-- Record set start --

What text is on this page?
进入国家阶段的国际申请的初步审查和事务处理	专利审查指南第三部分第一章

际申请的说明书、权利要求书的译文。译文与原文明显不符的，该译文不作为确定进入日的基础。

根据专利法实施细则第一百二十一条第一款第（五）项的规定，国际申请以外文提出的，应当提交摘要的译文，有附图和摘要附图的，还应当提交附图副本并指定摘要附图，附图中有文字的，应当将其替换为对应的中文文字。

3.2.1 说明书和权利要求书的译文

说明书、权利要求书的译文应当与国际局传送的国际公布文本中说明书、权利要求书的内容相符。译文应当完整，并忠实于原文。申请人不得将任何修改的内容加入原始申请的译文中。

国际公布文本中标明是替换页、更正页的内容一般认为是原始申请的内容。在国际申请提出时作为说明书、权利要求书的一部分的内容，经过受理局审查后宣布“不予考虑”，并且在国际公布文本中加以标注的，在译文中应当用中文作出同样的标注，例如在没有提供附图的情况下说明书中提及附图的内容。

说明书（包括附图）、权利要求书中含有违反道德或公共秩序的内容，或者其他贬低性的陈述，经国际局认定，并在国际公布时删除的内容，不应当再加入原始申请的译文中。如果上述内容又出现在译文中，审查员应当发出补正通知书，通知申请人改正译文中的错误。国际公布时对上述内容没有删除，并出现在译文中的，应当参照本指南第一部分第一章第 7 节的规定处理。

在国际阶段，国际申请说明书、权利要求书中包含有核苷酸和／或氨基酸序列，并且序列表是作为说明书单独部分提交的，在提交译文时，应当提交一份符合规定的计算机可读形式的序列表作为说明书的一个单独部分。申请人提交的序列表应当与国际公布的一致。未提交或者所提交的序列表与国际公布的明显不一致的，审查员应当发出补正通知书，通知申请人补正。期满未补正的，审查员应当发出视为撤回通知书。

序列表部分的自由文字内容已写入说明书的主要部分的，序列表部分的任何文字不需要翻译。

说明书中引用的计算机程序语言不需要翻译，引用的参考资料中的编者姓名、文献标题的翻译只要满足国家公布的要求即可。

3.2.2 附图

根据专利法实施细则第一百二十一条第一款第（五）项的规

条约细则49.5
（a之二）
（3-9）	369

-- Record set end --
-- Record set start --

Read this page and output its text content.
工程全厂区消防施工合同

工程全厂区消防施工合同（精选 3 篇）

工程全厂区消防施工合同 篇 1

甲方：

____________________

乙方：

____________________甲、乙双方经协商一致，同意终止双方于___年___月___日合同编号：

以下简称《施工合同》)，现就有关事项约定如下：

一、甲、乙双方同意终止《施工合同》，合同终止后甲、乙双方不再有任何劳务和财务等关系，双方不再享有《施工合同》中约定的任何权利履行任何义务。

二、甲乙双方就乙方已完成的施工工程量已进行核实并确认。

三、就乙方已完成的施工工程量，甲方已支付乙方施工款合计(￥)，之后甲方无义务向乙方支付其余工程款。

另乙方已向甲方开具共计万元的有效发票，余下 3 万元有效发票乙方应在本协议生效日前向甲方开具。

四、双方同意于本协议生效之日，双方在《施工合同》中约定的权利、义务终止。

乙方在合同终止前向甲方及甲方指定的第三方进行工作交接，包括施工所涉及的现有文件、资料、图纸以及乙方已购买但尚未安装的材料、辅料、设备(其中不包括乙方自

-- Record set end --
-- Record set start --

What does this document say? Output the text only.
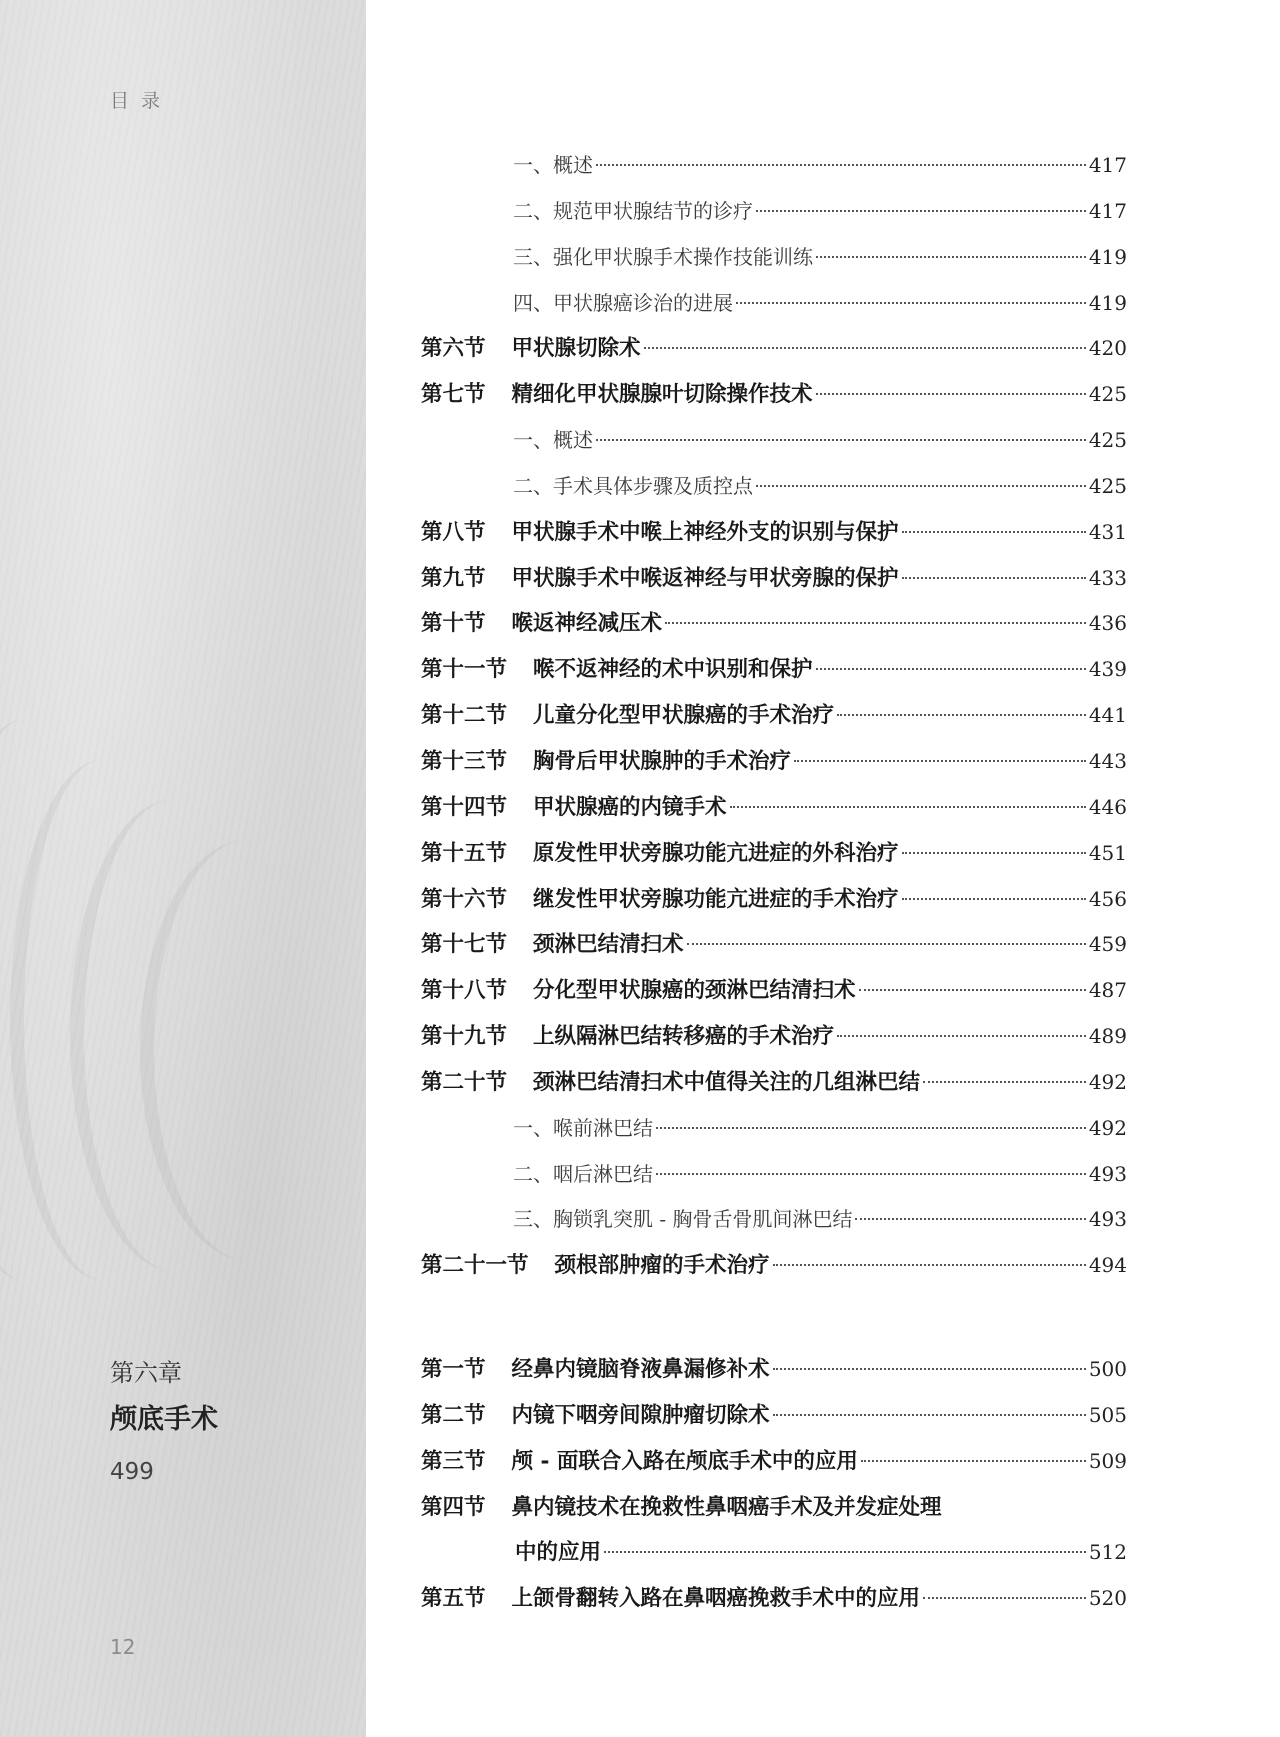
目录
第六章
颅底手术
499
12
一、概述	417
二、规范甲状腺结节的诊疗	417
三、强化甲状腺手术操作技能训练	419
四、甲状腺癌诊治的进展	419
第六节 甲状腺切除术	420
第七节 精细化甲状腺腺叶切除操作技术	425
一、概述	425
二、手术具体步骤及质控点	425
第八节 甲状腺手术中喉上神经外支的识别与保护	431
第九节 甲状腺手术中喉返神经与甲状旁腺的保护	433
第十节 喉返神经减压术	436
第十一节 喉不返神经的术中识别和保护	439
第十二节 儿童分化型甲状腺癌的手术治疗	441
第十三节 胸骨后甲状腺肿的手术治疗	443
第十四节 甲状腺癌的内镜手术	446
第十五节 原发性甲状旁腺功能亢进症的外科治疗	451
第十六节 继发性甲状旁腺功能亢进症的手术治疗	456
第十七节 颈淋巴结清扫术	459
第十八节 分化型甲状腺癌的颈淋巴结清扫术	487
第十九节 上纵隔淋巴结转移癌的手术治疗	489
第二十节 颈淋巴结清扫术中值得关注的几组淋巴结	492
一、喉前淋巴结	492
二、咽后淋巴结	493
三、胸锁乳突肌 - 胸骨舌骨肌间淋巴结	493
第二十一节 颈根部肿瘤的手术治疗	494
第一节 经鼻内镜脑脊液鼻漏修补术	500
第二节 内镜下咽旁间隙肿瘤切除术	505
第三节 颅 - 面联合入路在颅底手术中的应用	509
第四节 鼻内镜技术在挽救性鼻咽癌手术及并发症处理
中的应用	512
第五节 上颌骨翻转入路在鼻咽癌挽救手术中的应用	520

-- Record set end --

**The task:**
Locate the lines above that contain "this" and copy them.

**Written response:**
What text is on this page?
Read this page and output its text content.
What does this document say? Output the text only.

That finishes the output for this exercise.